[Start of Text to read]
# Boosting KA23DE



## sleep'n240 (Jan 11, 2006)

I got my 92 coupe for a steal when my friend neglected to put oil in his car. I have a knocking rod, maybe two...another might have slight play. I am contemplating rebuilding this motor and boosting it. How much boost can you run on factory pistons and rods? Should I bore and upgrade to low compression pistons and forged rods? I'm aiming for about 250 hp. Can anybody tell me if the crank in the KA is cast or forged?


----------



## SonsofWisdom (Mar 29, 2004)

well I can tell you a good search will answer those questions...both have been talked about.

Uh I think 500 hp and then you throw a rod so like 300 is good...I dunno...do a search...I'm not keeping my ka so I didn't pay much attention

Crank is forged I think...other than that I dunno..again...I'm fairly certain this has been talked about

But since it's knocking...your gonna need to replace some rods and pistons

Good luck!


----------



## Nismo14-180 (Mar 31, 2004)

> How much boost can you run on factory pistons and rods?


 around 400 hp, same as the SR


> Should I bore and upgrade to low compression pistons and forged rods?


yes 


> Can anybody tell me if the crank in the KA is cast or forged?


cast


----------



## crzygrim (Oct 29, 2005)

sleep'n240 said:


> I got my 92 coupe for a steal when my friend neglected to put oil in his car. I have a knocking rod, maybe two...another might have slight play. I am contemplating rebuilding this motor and boosting it. How much boost can you run on factory pistons and rods? Should I bore and upgrade to low compression pistons and forged rods? I'm aiming for about 250 hp. Can anybody tell me if the crank in the KA is cast or forged?


I have found another site with a lot of info check it out www.ka-t.org. There is a lot of good info and places to get parts to boost the Ka motor.


----------



## SonsofWisdom (Mar 29, 2004)

the N/A sr sure...but the factory turbo sr has stronger internals. The KA can't handle the same power that the turbo sr can...n/a sr sure


----------



## kaptainkrolllio (Aug 8, 2005)

Pistons should be okay up to around 400hp, while I would start replacing rods at around 350hp. If you're going to rebuild it, you might as well upgrade the bearings and piston rings, as those will be the two most common sources of failure.


----------



## SonsofWisdom (Mar 29, 2004)

found a post were a member talks about doing similar mods to a ka
http://nissanforums.com/showthread.php?t=23242&page=5&pp=15&highlight=RB25+KA24

good read..page 5 is where I think this guy pipes in.

I believe he states the cranks is forged as well


Better off doing a search though, again, since I'm not keeping the ka in mine...I haven't commited those facts to memory...if you find conflicting info...ask but show links to the topics to get the least flame

Good luck!
[End of Text to read]
[Start of Supplied information]
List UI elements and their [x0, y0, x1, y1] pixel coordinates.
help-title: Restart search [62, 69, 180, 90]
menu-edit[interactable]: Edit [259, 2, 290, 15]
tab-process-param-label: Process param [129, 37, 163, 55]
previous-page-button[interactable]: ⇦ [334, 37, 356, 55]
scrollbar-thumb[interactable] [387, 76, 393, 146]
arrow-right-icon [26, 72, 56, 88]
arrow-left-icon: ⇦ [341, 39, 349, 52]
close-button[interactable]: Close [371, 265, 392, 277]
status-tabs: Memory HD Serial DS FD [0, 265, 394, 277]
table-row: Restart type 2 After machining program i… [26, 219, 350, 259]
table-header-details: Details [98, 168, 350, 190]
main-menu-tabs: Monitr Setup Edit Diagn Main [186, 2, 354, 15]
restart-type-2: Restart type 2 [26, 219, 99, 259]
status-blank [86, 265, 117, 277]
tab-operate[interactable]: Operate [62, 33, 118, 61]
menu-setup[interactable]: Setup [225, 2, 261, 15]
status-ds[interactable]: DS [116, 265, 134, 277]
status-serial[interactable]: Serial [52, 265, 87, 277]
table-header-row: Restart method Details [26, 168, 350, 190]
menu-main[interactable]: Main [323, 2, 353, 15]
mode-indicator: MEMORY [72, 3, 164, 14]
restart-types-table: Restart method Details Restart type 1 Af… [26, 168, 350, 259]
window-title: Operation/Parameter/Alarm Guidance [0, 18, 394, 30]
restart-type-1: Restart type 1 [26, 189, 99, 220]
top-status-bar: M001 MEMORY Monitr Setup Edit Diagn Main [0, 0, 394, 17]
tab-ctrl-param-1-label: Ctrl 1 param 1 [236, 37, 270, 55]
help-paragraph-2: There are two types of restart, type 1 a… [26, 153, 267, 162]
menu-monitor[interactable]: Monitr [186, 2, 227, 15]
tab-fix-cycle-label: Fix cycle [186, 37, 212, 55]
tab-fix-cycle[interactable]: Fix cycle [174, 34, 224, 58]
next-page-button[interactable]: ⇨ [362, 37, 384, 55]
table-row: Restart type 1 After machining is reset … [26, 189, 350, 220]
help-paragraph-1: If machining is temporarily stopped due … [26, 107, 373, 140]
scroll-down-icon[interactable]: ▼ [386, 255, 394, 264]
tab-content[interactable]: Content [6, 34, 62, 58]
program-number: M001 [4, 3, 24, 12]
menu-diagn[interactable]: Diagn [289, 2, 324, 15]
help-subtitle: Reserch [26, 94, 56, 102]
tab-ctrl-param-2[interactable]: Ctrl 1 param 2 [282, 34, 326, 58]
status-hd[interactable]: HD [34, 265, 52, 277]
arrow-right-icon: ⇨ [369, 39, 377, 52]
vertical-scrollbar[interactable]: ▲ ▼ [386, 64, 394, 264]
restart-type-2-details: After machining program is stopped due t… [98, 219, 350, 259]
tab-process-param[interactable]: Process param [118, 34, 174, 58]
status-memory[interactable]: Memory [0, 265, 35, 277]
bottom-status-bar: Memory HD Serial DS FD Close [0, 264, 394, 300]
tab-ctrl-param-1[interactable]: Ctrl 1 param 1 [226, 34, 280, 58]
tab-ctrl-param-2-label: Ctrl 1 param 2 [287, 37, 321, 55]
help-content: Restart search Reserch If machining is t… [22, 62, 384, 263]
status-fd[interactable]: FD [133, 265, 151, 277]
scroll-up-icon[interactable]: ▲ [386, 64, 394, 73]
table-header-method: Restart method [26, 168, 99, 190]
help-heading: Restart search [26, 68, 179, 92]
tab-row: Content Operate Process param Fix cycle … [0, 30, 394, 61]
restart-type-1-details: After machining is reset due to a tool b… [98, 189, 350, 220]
[End of Supplied information]
=== Given instruction ===
In the forum thread on boosting the KA engine, at what horsepower does kaptainkrolllio say he would start replacing the rods?

=== Written reply ===
Around 350 hp.